▸ **DATA SHOWN**:
::::
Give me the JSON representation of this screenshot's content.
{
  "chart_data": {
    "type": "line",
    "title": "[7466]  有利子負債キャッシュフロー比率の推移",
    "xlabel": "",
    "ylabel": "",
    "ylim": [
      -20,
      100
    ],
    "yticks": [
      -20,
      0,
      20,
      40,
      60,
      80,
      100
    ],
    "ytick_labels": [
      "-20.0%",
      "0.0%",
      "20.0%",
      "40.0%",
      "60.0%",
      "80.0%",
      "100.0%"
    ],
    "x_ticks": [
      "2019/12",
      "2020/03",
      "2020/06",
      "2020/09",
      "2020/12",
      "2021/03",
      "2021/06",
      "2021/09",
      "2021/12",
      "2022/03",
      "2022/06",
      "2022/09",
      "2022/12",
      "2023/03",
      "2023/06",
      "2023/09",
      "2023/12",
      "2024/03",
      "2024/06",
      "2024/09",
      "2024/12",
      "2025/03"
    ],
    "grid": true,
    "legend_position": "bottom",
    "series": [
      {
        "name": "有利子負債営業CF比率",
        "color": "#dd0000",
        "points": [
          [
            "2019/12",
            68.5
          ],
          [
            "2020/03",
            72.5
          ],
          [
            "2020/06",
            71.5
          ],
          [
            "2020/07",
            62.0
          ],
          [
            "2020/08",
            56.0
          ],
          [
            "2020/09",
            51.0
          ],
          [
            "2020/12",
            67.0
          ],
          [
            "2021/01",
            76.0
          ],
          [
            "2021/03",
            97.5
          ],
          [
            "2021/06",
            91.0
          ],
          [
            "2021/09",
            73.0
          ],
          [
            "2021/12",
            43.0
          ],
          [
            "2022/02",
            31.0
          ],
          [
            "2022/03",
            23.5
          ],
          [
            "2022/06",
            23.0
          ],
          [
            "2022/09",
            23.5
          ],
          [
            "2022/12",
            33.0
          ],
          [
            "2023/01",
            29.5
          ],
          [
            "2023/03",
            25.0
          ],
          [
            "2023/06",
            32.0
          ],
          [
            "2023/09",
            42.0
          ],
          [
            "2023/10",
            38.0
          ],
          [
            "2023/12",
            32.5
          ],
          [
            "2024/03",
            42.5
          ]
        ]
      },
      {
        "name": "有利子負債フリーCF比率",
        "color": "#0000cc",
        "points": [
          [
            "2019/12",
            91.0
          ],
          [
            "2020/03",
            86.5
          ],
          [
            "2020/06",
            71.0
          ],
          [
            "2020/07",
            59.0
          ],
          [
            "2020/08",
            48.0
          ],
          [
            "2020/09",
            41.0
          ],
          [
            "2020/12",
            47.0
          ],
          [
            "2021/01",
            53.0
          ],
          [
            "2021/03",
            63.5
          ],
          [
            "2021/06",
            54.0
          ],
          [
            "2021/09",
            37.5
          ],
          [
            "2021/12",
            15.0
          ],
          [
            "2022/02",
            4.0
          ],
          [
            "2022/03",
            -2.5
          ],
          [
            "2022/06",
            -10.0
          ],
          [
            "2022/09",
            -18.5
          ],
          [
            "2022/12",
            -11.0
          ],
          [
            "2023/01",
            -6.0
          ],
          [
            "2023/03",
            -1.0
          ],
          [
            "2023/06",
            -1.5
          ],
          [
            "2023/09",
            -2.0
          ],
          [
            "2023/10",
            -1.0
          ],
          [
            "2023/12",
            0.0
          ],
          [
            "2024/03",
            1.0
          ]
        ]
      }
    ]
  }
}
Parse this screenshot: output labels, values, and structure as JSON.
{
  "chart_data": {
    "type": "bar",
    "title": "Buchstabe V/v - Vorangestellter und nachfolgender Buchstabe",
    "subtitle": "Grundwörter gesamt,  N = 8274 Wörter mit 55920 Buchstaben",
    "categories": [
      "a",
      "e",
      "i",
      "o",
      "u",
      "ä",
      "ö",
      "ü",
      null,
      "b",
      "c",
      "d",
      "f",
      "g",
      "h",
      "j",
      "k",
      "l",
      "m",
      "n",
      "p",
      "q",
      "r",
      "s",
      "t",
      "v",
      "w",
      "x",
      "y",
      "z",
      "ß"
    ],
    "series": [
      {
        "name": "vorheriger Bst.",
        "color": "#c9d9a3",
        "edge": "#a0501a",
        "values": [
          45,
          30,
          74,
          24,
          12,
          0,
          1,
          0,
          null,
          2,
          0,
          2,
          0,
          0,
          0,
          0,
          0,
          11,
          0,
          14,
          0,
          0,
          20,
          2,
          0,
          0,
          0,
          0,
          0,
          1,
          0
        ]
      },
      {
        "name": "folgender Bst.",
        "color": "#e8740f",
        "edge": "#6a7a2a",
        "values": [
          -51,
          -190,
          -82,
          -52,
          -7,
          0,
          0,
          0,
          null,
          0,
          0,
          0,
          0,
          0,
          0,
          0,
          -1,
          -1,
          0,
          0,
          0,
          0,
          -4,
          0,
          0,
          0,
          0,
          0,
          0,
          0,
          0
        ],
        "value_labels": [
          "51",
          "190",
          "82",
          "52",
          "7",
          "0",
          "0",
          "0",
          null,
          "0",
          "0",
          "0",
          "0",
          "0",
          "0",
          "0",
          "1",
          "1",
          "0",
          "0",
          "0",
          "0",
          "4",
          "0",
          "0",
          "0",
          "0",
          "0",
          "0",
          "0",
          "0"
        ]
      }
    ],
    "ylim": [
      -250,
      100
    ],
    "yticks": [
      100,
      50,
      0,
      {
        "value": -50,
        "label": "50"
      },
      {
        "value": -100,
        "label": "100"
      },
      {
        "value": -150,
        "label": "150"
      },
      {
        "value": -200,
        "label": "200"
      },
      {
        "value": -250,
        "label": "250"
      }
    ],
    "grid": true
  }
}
::::
▸ **REQUIRED TASK**:
Only the number is wanted: how many lines of the material above include the word "this"?

▸ **RESPONSE TO THE EXERCISE**:
2